DATA LINES
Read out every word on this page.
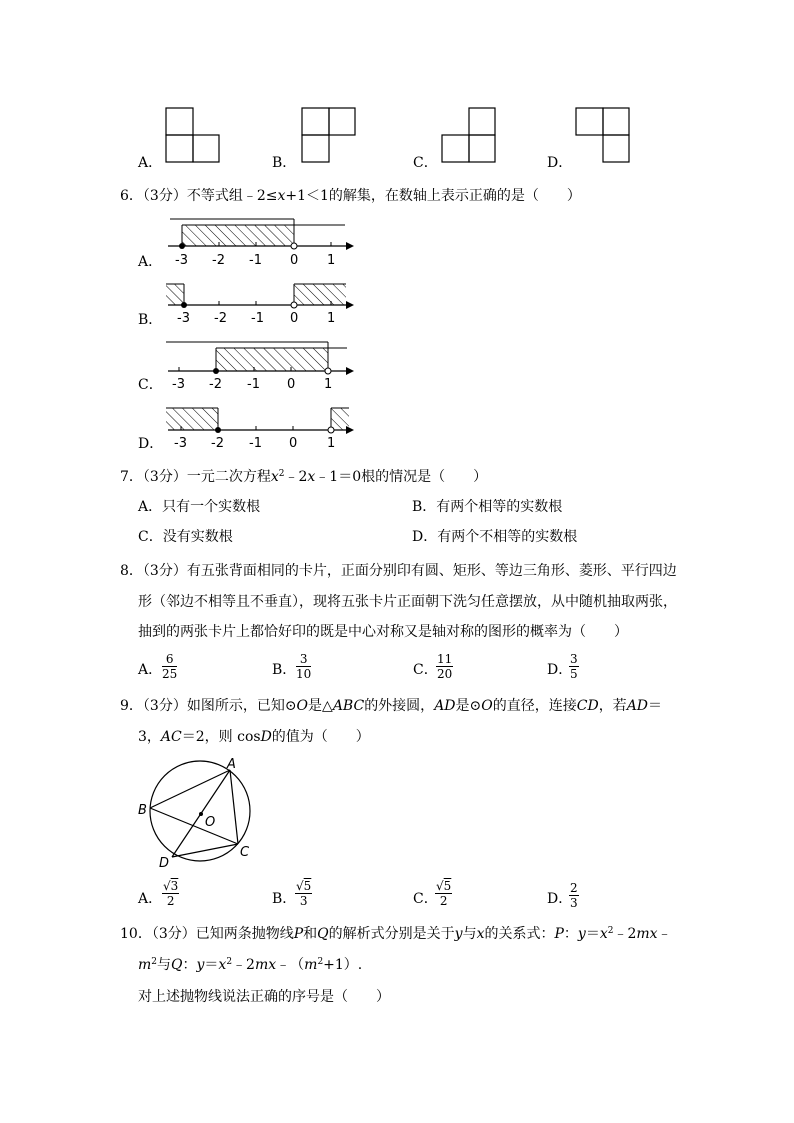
A．	B．	C．	D．
6．（3分）不等式组﹣2≤x+1＜1的解集，在数轴上表示正确的是（　　）
A． -3 -2 -1 0 1
B． -3 -2 -1 0 1
C． -3 -2 -1 0 1
D． -3 -2 -1 0 1
7．（3分）一元二次方程$x^2﹣2x﹣1=0$根的情况是（　　）
A．只有一个实数根	B．有两个相等的实数根
C．没有实数根	D．有两个不相等的实数根
8．（3分）有五张背面相同的卡片，正面分别印有圆、矩形、等边三角形、菱形、平行四边
形（邻边不相等且不垂直），现将五张卡片正面朝下洗匀任意摆放，从中随机抽取两张，
抽到的两张卡片上都恰好印的既是中心对称又是轴对称的图形的概率为（　　）
A．
6
25	B．
3
10	C．
11
20	D．
3
5
9．（3分）如图所示，已知⊙O是△ABC的外接圆，AD是⊙O的直径，连接CD，若AD＝
3，AC＝2，则 cosD的值为（　　）
A
B
C
D
O
A．
√3
2	B．
√5
3	C．
√5
2	D．
2
3
10．（3分）已知两条抛物线P和Q的解析式分别是关于y与x的关系式：P：$y=x^2﹣2mx﹣$
$m^2$与Q：$y=x^2﹣2mx﹣(m^2+1)$.
对上述抛物线说法正确的序号是（　　）
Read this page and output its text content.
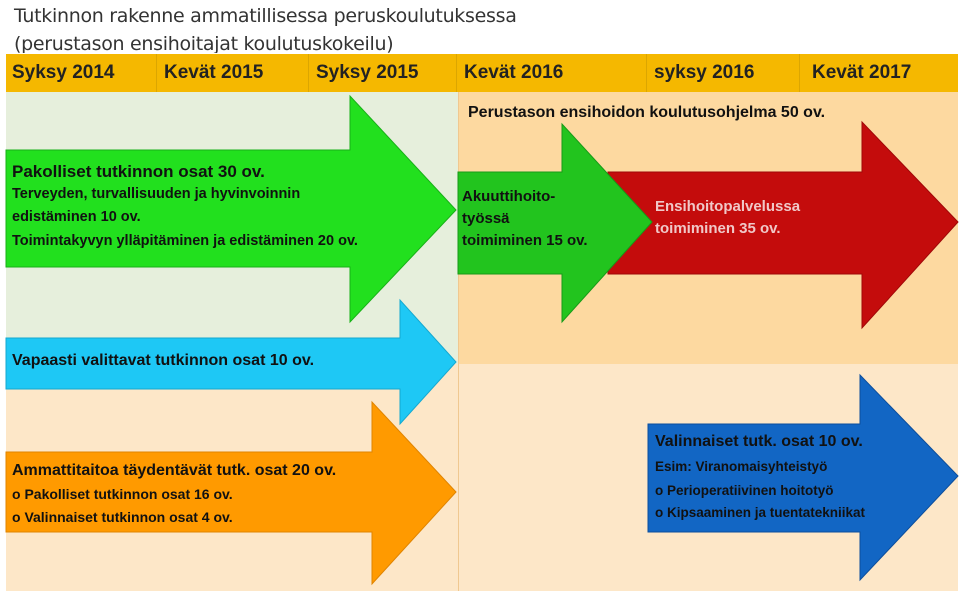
Tutkinnon rakenne ammatillisessa peruskoulutuksessa
(perustason ensihoitajat koulutuskokeilu)
Syksy 2014	Kevät 2015	Syksy 2015 Kevät 2016	syksy 2016	Kevät 2017
Perustason ensihoidon koulutusohjelma 50 ov.
Pakolliset tutkinnon osat 30 ov.
Terveyden, turvallisuuden ja hyvinvoinnin
edistäminen 10 ov.
Toimintakyvyn ylläpitäminen ja edistäminen 20 ov.
Akuuttihoito-
työssä
toimiminen 15 ov.
Ensihoitopalvelussa
toimiminen 35 ov.
Vapaasti valittavat tutkinnon osat 10 ov.
Ammattitaitoa täydentävät tutk. osat 20 ov.
o Pakolliset tutkinnon osat 16 ov.
o Valinnaiset tutkinnon osat 4 ov.
Valinnaiset tutk. osat 10 ov.
Esim: Viranomaisyhteistyö
o Perioperatiivinen hoitotyö
o Kipsaaminen ja tuentatekniikat
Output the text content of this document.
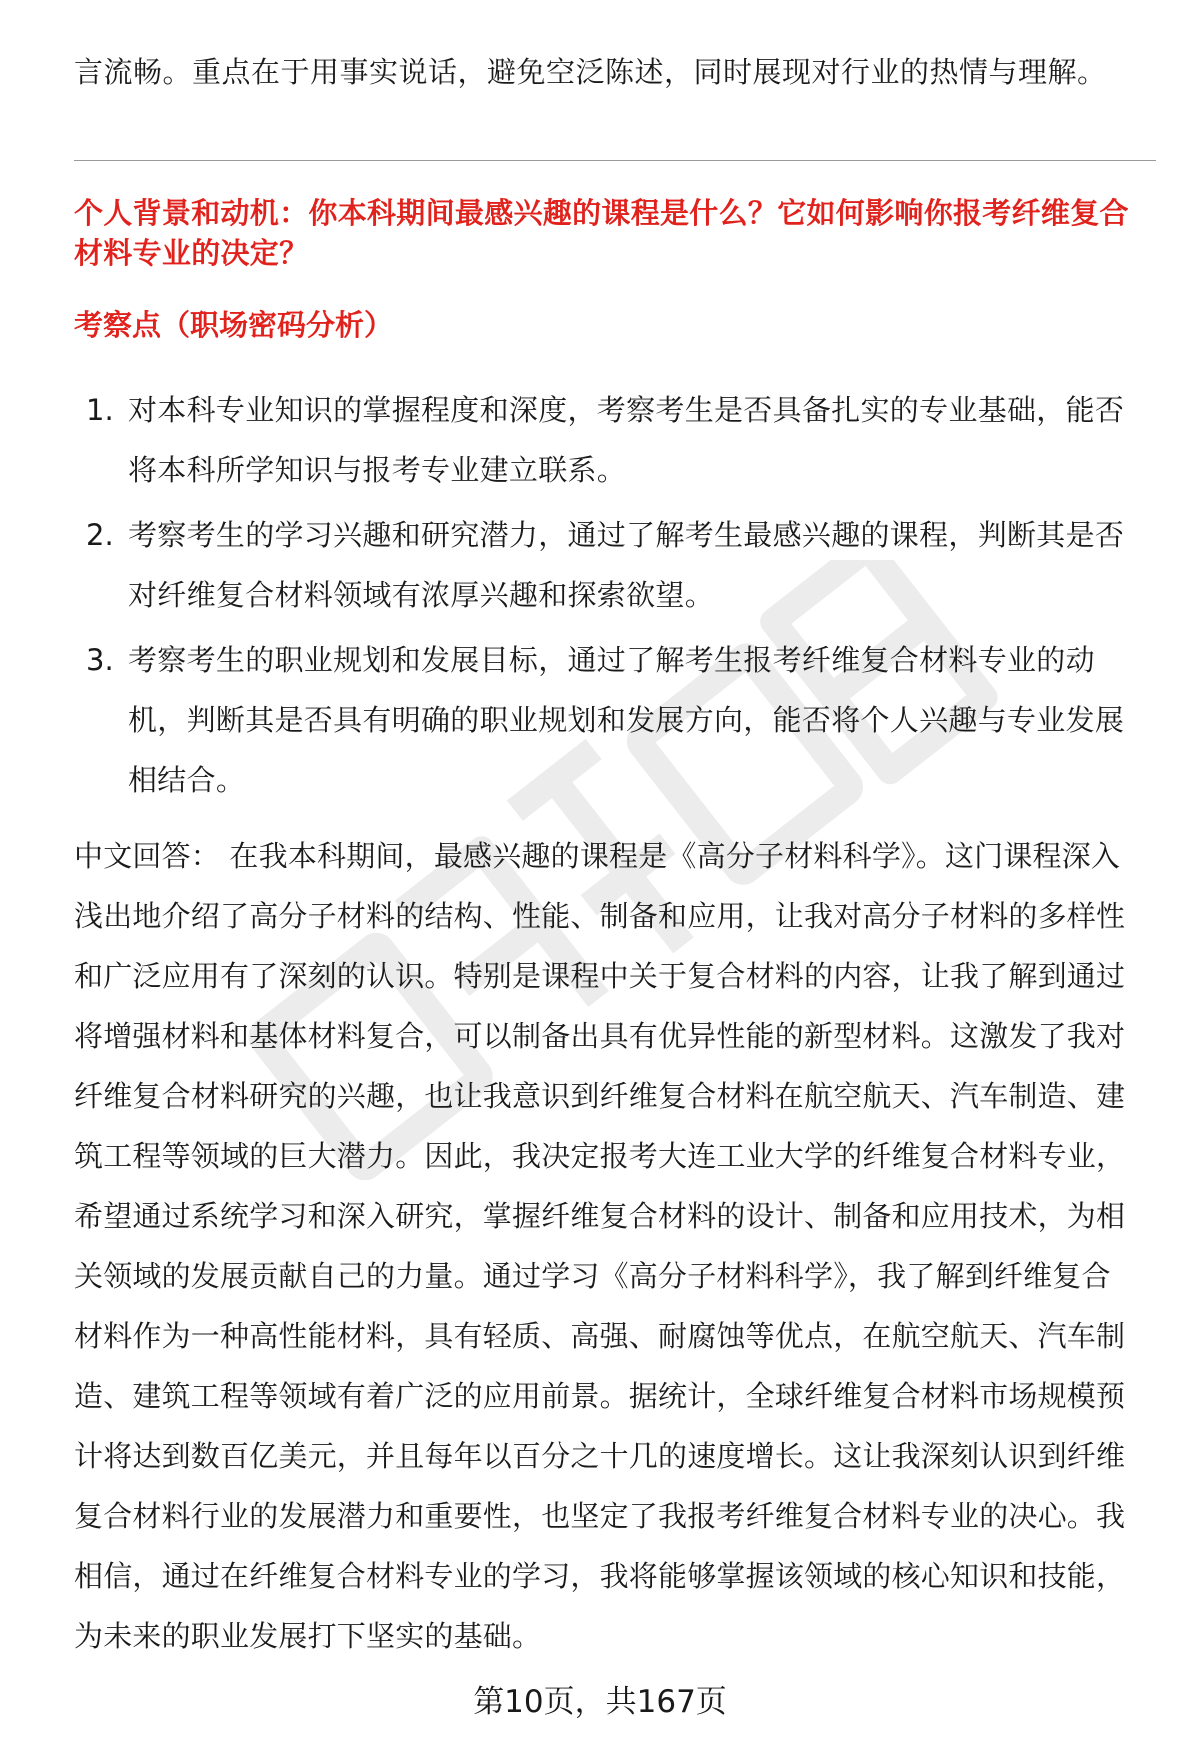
言流畅。重点在于用事实说话，避免空泛陈述，同时展现对行业的热情与理解。
个人背景和动机：你本科期间最感兴趣的课程是什么？它如何影响你报考纤维复合
材料专业的决定？
考察点（职场密码分析）
1. 对本科专业知识的掌握程度和深度，考察考生是否具备扎实的专业基础，能否
将本科所学知识与报考专业建立联系。
2. 考察考生的学习兴趣和研究潜力，通过了解考生最感兴趣的课程，判断其是否
对纤维复合材料领域有浓厚兴趣和探索欲望。
3. 考察考生的职业规划和发展目标，通过了解考生报考纤维复合材料专业的动
机，判断其是否具有明确的职业规划和发展方向，能否将个人兴趣与专业发展
相结合。
中文回答： 在我本科期间，最感兴趣的课程是《高分子材料科学》。这门课程深入
浅出地介绍了高分子材料的结构、性能、制备和应用，让我对高分子材料的多样性
和广泛应用有了深刻的认识。特别是课程中关于复合材料的内容，让我了解到通过
将增强材料和基体材料复合，可以制备出具有优异性能的新型材料。这激发了我对
纤维复合材料研究的兴趣，也让我意识到纤维复合材料在航空航天、汽车制造、建
筑工程等领域的巨大潜力。因此，我决定报考大连工业大学的纤维复合材料专业，
希望通过系统学习和深入研究，掌握纤维复合材料的设计、制备和应用技术，为相
关领域的发展贡献自己的力量。通过学习《高分子材料科学》，我了解到纤维复合
材料作为一种高性能材料，具有轻质、高强、耐腐蚀等优点，在航空航天、汽车制
造、建筑工程等领域有着广泛的应用前景。据统计，全球纤维复合材料市场规模预
计将达到数百亿美元，并且每年以百分之十几的速度增长。这让我深刻认识到纤维
复合材料行业的发展潜力和重要性，也坚定了我报考纤维复合材料专业的决心。我
相信，通过在纤维复合材料专业的学习，我将能够掌握该领域的核心知识和技能，
为未来的职业发展打下坚实的基础。
第10页，共167页
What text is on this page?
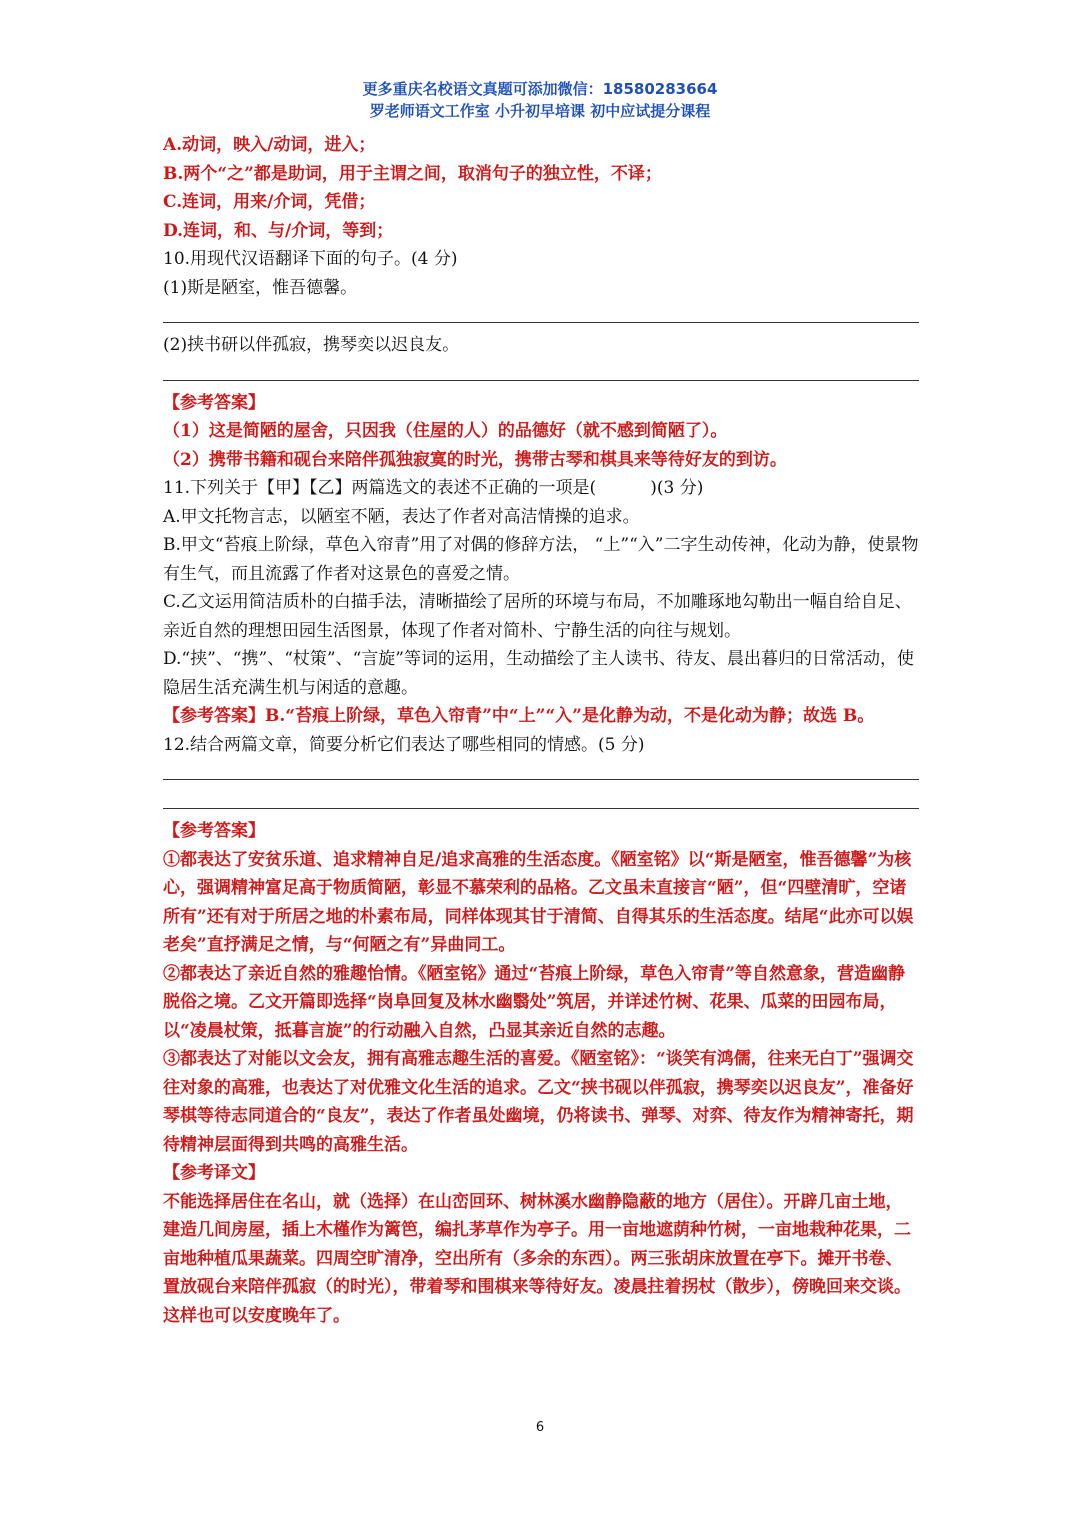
更多重庆名校语文真题可添加微信：18580283664
罗老师语文工作室 小升初早培课 初中应试提分课程
A.动词，映入/动词，进入；
B.两个“之”都是助词，用于主谓之间，取消句子的独立性，不译；
C.连词，用来/介词，凭借；
D.连词，和、与/介词，等到；
10.用现代汉语翻译下面的句子。(4 分)
(1)斯是陋室，惟吾德馨。
(2)挟书研以伴孤寂，携琴奕以迟良友。
【参考答案】
（1）这是简陋的屋舍，只因我（住屋的人）的品德好（就不感到简陋了）。
（2）携带书籍和砚台来陪伴孤独寂寞的时光，携带古琴和棋具来等待好友的到访。
11.下列关于【甲】【乙】两篇选文的表述不正确的一项是(          )(3 分)
A.甲文托物言志，以陋室不陋，表达了作者对高洁情操的追求。
B.甲文“苔痕上阶绿，草色入帘青”用了对偶的修辞方法， “上”“入”二字生动传神，化动为静，使景物有生气，而且流露了作者对这景色的喜爱之情。
C.乙文运用简洁质朴的白描手法，清晰描绘了居所的环境与布局，不加雕琢地勾勒出一幅自给自足、亲近自然的理想田园生活图景，体现了作者对简朴、宁静生活的向往与规划。
D.“挟”、“携”、“杖策”、“言旋”等词的运用，生动描绘了主人读书、待友、晨出暮归的日常活动，使隐居生活充满生机与闲适的意趣。
【参考答案】B.“苔痕上阶绿，草色入帘青”中“上”“入”是化静为动，不是化动为静；故选 B。
12.结合两篇文章，简要分析它们表达了哪些相同的情感。(5 分)
【参考答案】
①都表达了安贫乐道、追求精神自足/追求高雅的生活态度。《陋室铭》以“斯是陋室，惟吾德馨”为核心，强调精神富足高于物质简陋，彰显不慕荣利的品格。乙文虽未直接言“陋”，但“四壁清旷，空诸所有”还有对于所居之地的朴素布局，同样体现其甘于清简、自得其乐的生活态度。结尾“此亦可以娱老矣”直抒满足之情，与“何陋之有”异曲同工。
②都表达了亲近自然的雅趣怡情。《陋室铭》通过“苔痕上阶绿，草色入帘青”等自然意象，营造幽静脱俗之境。乙文开篇即选择“岗阜回复及林水幽翳处”筑居，并详述竹树、花果、瓜菜的田园布局，以“凌晨杖策，抵暮言旋”的行动融入自然，凸显其亲近自然的志趣。
③都表达了对能以文会友，拥有高雅志趣生活的喜爱。《陋室铭》：“谈笑有鸿儒，往来无白丁”强调交往对象的高雅，也表达了对优雅文化生活的追求。乙文“挟书砚以伴孤寂，携琴奕以迟良友”，准备好琴棋等待志同道合的“良友”，表达了作者虽处幽境，仍将读书、弹琴、对弈、待友作为精神寄托，期待精神层面得到共鸣的高雅生活。
【参考译文】
不能选择居住在名山，就（选择）在山峦回环、树林溪水幽静隐蔽的地方（居住）。开辟几亩土地，建造几间房屋，插上木槿作为篱笆，编扎茅草作为亭子。用一亩地遮荫种竹树，一亩地栽种花果，二亩地种植瓜果蔬菜。四周空旷清净，空出所有（多余的东西）。两三张胡床放置在亭下。摊开书卷、置放砚台来陪伴孤寂（的时光），带着琴和围棋来等待好友。凌晨拄着拐杖（散步），傍晚回来交谈。这样也可以安度晚年了。
6
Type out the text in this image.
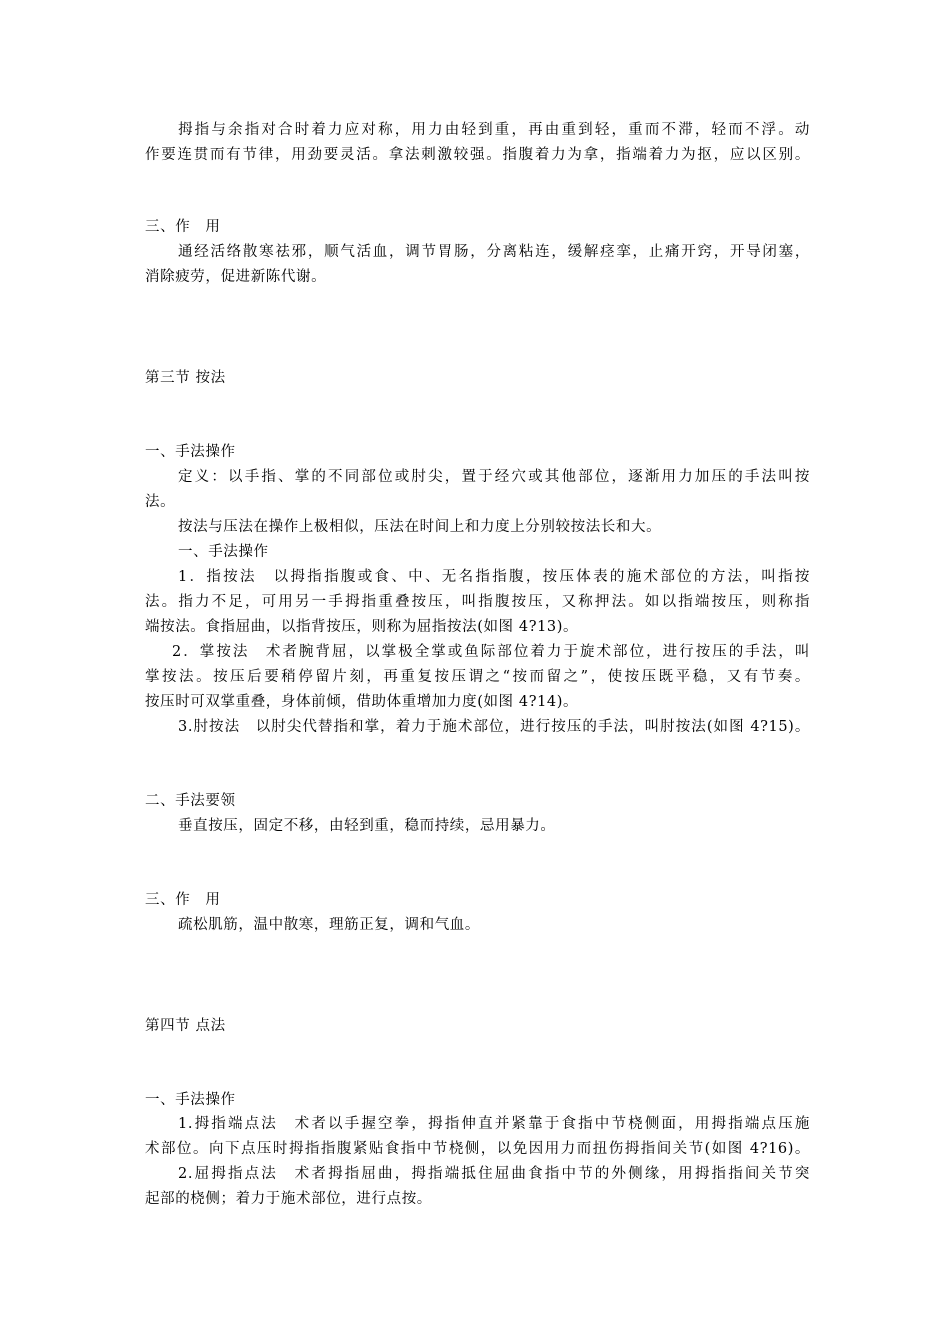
拇指与余指对合时着力应对称，用力由轻到重，再由重到轻，重而不滞，轻而不浮。动

作要连贯而有节律，用劲要灵活。拿法刺激较强。指腹着力为拿，指端着力为抠，应以区别。

三、作　用

通经活络散寒祛邪，顺气活血，调节胃肠，分离粘连，缓解痉挛，止痛开窍，开导闭塞，

消除疲劳，促进新陈代谢。

第三节 按法

一、手法操作

定义：以手指、掌的不同部位或肘尖，置于经穴或其他部位，逐渐用力加压的手法叫按

法。

按法与压法在操作上极相似，压法在时间上和力度上分别较按法长和大。

一、手法操作

1．指按法　以拇指指腹或食、中、无名指指腹，按压体表的施术部位的方法，叫指按

法。指力不足，可用另一手拇指重叠按压，叫指腹按压，又称押法。如以指端按压，则称指

端按法。食指屈曲，以指背按压，则称为屈指按法(如图 4?13)。

2．掌按法　术者腕背屈，以掌极全掌或鱼际部位着力于旋术部位，进行按压的手法，叫

掌按法。按压后要稍停留片刻，再重复按压谓之“按而留之”，使按压既平稳，又有节奏。

按压时可双掌重叠，身体前倾，借助体重增加力度(如图 4?14)。

3.肘按法　以肘尖代替指和掌，着力于施术部位，进行按压的手法，叫肘按法(如图 4?15)。

二、手法要领

垂直按压，固定不移，由轻到重，稳而持续，忌用暴力。

三、作　用

疏松肌筋，温中散寒，理筋正复，调和气血。

第四节 点法

一、手法操作

1.拇指端点法　术者以手握空拳，拇指伸直并紧靠于食指中节桡侧面，用拇指端点压施

术部位。向下点压时拇指指腹紧贴食指中节桡侧，以免因用力而扭伤拇指间关节(如图 4?16)。

2.屈拇指点法　术者拇指屈曲，拇指端抵住屈曲食指中节的外侧缘，用拇指指间关节突

起部的桡侧；着力于施术部位，进行点按。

DO THIS
Lines containing the word "斯是陋室" must all be returned from the material above.

SOLUTION FOR THIS TASK
(1)斯是陋室，惟吾德馨。
①都表达了安贫乐道、追求精神自足/追求高雅的生活态度。《陋室铭》以“斯是陋室，惟吾德馨”为核心，强调精神富足高于物质简陋，彰显不慕荣利的品格。乙文虽未直接言“陋”，但“四壁清旷，空诸所有”还有对于所居之地的朴素布局，同样体现其甘于清简、自得其乐的生活态度。结尾“此亦可以娱老矣”直抒满足之情，与“何陋之有”异曲同工。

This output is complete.